* [Data records]:

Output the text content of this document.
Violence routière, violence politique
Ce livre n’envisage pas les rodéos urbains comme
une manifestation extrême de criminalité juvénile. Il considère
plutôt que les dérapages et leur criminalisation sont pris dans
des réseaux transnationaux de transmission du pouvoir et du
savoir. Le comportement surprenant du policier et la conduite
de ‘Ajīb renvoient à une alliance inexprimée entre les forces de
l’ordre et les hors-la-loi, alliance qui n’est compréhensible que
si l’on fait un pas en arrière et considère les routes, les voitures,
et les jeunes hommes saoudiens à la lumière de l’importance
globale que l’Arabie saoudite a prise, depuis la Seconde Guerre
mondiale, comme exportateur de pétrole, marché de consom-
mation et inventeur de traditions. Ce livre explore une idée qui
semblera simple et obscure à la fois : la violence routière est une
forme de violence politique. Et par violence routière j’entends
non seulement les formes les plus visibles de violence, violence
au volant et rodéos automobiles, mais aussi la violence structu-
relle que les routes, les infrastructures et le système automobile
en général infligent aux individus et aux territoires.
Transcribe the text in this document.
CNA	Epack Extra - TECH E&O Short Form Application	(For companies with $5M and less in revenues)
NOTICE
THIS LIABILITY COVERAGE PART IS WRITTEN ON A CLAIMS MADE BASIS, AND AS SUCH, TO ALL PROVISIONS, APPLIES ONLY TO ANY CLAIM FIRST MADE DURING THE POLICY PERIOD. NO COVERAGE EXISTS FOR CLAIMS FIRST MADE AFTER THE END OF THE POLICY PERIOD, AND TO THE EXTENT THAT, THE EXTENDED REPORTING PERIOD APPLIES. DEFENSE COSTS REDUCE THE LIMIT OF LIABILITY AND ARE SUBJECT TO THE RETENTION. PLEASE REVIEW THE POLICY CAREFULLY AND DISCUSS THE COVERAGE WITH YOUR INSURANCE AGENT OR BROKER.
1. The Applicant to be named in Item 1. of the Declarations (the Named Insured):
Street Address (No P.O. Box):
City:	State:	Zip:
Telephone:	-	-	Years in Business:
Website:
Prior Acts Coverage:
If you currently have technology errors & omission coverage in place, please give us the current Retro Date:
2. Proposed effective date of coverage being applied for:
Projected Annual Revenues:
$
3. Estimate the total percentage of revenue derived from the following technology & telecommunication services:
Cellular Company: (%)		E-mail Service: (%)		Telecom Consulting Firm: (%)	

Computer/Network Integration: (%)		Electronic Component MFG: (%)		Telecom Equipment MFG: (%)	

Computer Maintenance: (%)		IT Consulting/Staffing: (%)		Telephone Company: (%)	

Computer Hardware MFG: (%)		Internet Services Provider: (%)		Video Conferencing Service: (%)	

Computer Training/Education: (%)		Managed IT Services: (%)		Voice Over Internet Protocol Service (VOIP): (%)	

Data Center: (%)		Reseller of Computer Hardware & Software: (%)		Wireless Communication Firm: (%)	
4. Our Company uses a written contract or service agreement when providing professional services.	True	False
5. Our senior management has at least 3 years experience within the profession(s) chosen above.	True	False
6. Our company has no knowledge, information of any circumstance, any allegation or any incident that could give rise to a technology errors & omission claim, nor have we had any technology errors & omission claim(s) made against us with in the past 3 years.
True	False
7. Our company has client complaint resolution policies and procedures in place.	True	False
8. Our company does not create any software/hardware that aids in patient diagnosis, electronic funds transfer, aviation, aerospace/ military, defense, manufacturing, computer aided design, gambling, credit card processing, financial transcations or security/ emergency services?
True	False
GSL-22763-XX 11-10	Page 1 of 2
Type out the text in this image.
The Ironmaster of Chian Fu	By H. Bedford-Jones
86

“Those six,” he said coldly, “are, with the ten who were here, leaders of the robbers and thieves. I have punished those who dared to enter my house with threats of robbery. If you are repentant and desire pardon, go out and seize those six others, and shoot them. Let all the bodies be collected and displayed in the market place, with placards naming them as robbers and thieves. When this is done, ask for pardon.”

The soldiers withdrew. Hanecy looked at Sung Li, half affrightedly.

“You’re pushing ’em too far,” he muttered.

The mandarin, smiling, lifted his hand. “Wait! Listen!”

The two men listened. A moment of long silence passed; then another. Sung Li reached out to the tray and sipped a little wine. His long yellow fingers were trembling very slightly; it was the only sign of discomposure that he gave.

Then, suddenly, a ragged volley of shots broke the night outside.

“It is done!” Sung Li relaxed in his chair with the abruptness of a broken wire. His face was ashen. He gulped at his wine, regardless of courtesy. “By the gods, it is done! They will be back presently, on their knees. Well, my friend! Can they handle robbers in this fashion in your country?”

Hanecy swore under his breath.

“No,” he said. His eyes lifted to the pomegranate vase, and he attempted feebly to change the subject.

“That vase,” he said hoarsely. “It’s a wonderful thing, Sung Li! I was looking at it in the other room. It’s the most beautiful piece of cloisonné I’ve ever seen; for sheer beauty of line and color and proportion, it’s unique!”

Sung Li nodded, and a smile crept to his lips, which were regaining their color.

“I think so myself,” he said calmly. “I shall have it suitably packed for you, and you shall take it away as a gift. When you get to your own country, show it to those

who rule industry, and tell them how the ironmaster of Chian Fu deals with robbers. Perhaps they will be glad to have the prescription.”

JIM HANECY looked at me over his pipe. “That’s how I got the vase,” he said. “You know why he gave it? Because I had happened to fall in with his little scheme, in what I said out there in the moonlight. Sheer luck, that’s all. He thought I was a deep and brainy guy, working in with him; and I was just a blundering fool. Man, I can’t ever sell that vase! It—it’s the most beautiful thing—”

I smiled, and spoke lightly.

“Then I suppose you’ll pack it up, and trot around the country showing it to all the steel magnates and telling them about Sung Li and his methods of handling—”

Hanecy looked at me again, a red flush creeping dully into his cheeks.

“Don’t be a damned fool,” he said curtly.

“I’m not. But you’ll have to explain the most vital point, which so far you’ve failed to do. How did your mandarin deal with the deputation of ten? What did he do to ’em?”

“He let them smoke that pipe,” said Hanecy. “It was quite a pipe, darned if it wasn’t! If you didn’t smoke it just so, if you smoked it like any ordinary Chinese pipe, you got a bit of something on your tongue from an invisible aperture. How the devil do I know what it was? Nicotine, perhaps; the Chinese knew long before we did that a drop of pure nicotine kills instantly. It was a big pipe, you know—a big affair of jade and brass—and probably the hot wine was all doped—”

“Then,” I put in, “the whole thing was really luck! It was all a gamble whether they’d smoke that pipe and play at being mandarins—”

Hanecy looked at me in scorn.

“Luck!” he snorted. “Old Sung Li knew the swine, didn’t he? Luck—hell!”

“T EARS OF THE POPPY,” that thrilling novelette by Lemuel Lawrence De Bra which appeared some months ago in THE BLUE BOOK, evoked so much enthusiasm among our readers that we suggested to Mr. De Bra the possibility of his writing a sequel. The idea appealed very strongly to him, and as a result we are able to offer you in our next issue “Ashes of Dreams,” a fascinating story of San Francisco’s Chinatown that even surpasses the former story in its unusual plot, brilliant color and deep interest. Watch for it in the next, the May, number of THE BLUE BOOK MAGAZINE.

* [Short exercise]: All of the data needs to be printed once more, exactly.

* [Written response]:
Output the text content of this document.
Violence routière, violence politique
Ce livre n’envisage pas les rodéos urbains comme
une manifestation extrême de criminalité juvénile. Il considère
plutôt que les dérapages et leur criminalisation sont pris dans
des réseaux transnationaux de transmission du pouvoir et du
savoir. Le comportement surprenant du policier et la conduite
de ‘Ajīb renvoient à une alliance inexprimée entre les forces de
l’ordre et les hors-la-loi, alliance qui n’est compréhensible que
si l’on fait un pas en arrière et considère les routes, les voitures,
et les jeunes hommes saoudiens à la lumière de l’importance
globale que l’Arabie saoudite a prise, depuis la Seconde Guerre
mondiale, comme exportateur de pétrole, marché de consom-
mation et inventeur de traditions. Ce livre explore une idée qui
semblera simple et obscure à la fois : la violence routière est une
forme de violence politique. Et par violence routière j’entends
non seulement les formes les plus visibles de violence, violence
au volant et rodéos automobiles, mais aussi la violence structu-
relle que les routes, les infrastructures et le système automobile
en général infligent aux individus et aux territoires.
Transcribe the text in this document.
CNA	Epack Extra - TECH E&O Short Form Application	(For companies with $5M and less in revenues)
NOTICE
THIS LIABILITY COVERAGE PART IS WRITTEN ON A CLAIMS MADE BASIS, AND AS SUCH, TO ALL PROVISIONS, APPLIES ONLY TO ANY CLAIM FIRST MADE DURING THE POLICY PERIOD. NO COVERAGE EXISTS FOR CLAIMS FIRST MADE AFTER THE END OF THE POLICY PERIOD, AND TO THE EXTENT THAT, THE EXTENDED REPORTING PERIOD APPLIES. DEFENSE COSTS REDUCE THE LIMIT OF LIABILITY AND ARE SUBJECT TO THE RETENTION. PLEASE REVIEW THE POLICY CAREFULLY AND DISCUSS THE COVERAGE WITH YOUR INSURANCE AGENT OR BROKER.
1. The Applicant to be named in Item 1. of the Declarations (the Named Insured):
Street Address (No P.O. Box):
City:	State:	Zip:
Telephone:	-	-	Years in Business:
Website:
Prior Acts Coverage:
If you currently have technology errors & omission coverage in place, please give us the current Retro Date:
2. Proposed effective date of coverage being applied for:
Projected Annual Revenues:
$
3. Estimate the total percentage of revenue derived from the following technology & telecommunication services:
Cellular Company: (%)		E-mail Service: (%)		Telecom Consulting Firm: (%)	

Computer/Network Integration: (%)		Electronic Component MFG: (%)		Telecom Equipment MFG: (%)	

Computer Maintenance: (%)		IT Consulting/Staffing: (%)		Telephone Company: (%)	

Computer Hardware MFG: (%)		Internet Services Provider: (%)		Video Conferencing Service: (%)	

Computer Training/Education: (%)		Managed IT Services: (%)		Voice Over Internet Protocol Service (VOIP): (%)	

Data Center: (%)		Reseller of Computer Hardware & Software: (%)		Wireless Communication Firm: (%)	
4. Our Company uses a written contract or service agreement when providing professional services.	True	False
5. Our senior management has at least 3 years experience within the profession(s) chosen above.	True	False
6. Our company has no knowledge, information of any circumstance, any allegation or any incident that could give rise to a technology errors & omission claim, nor have we had any technology errors & omission claim(s) made against us with in the past 3 years.
True	False
7. Our company has client complaint resolution policies and procedures in place.	True	False
8. Our company does not create any software/hardware that aids in patient diagnosis, electronic funds transfer, aviation, aerospace/ military, defense, manufacturing, computer aided design, gambling, credit card processing, financial transcations or security/ emergency services?
True	False
GSL-22763-XX 11-10	Page 1 of 2
Type out the text in this image.
The Ironmaster of Chian Fu	By H. Bedford-Jones
86

“Those six,” he said coldly, “are, with the ten who were here, leaders of the robbers and thieves. I have punished those who dared to enter my house with threats of robbery. If you are repentant and desire pardon, go out and seize those six others, and shoot them. Let all the bodies be collected and displayed in the market place, with placards naming them as robbers and thieves. When this is done, ask for pardon.”

The soldiers withdrew. Hanecy looked at Sung Li, half affrightedly.

“You’re pushing ’em too far,” he muttered.

The mandarin, smiling, lifted his hand. “Wait! Listen!”

The two men listened. A moment of long silence passed; then another. Sung Li reached out to the tray and sipped a little wine. His long yellow fingers were trembling very slightly; it was the only sign of discomposure that he gave.

Then, suddenly, a ragged volley of shots broke the night outside.

“It is done!” Sung Li relaxed in his chair with the abruptness of a broken wire. His face was ashen. He gulped at his wine, regardless of courtesy. “By the gods, it is done! They will be back presently, on their knees. Well, my friend! Can they handle robbers in this fashion in your country?”

Hanecy swore under his breath.

“No,” he said. His eyes lifted to the pomegranate vase, and he attempted feebly to change the subject.

“That vase,” he said hoarsely. “It’s a wonderful thing, Sung Li! I was looking at it in the other room. It’s the most beautiful piece of cloisonné I’ve ever seen; for sheer beauty of line and color and proportion, it’s unique!”

Sung Li nodded, and a smile crept to his lips, which were regaining their color.

“I think so myself,” he said calmly. “I shall have it suitably packed for you, and you shall take it away as a gift. When you get to your own country, show it to those

who rule industry, and tell them how the ironmaster of Chian Fu deals with robbers. Perhaps they will be glad to have the prescription.”

JIM HANECY looked at me over his pipe. “That’s how I got the vase,” he said. “You know why he gave it? Because I had happened to fall in with his little scheme, in what I said out there in the moonlight. Sheer luck, that’s all. He thought I was a deep and brainy guy, working in with him; and I was just a blundering fool. Man, I can’t ever sell that vase! It—it’s the most beautiful thing—”

I smiled, and spoke lightly.

“Then I suppose you’ll pack it up, and trot around the country showing it to all the steel magnates and telling them about Sung Li and his methods of handling—”

Hanecy looked at me again, a red flush creeping dully into his cheeks.

“Don’t be a damned fool,” he said curtly.

“I’m not. But you’ll have to explain the most vital point, which so far you’ve failed to do. How did your mandarin deal with the deputation of ten? What did he do to ’em?”

“He let them smoke that pipe,” said Hanecy. “It was quite a pipe, darned if it wasn’t! If you didn’t smoke it just so, if you smoked it like any ordinary Chinese pipe, you got a bit of something on your tongue from an invisible aperture. How the devil do I know what it was? Nicotine, perhaps; the Chinese knew long before we did that a drop of pure nicotine kills instantly. It was a big pipe, you know—a big affair of jade and brass—and probably the hot wine was all doped—”

“Then,” I put in, “the whole thing was really luck! It was all a gamble whether they’d smoke that pipe and play at being mandarins—”

Hanecy looked at me in scorn.

“Luck!” he snorted. “Old Sung Li knew the swine, didn’t he? Luck—hell!”

“T EARS OF THE POPPY,” that thrilling novelette by Lemuel Lawrence De Bra which appeared some months ago in THE BLUE BOOK, evoked so much enthusiasm among our readers that we suggested to Mr. De Bra the possibility of his writing a sequel. The idea appealed very strongly to him, and as a result we are able to offer you in our next issue “Ashes of Dreams,” a fascinating story of San Francisco’s Chinatown that even surpasses the former story in its unusual plot, brilliant color and deep interest. Watch for it in the next, the May, number of THE BLUE BOOK MAGAZINE.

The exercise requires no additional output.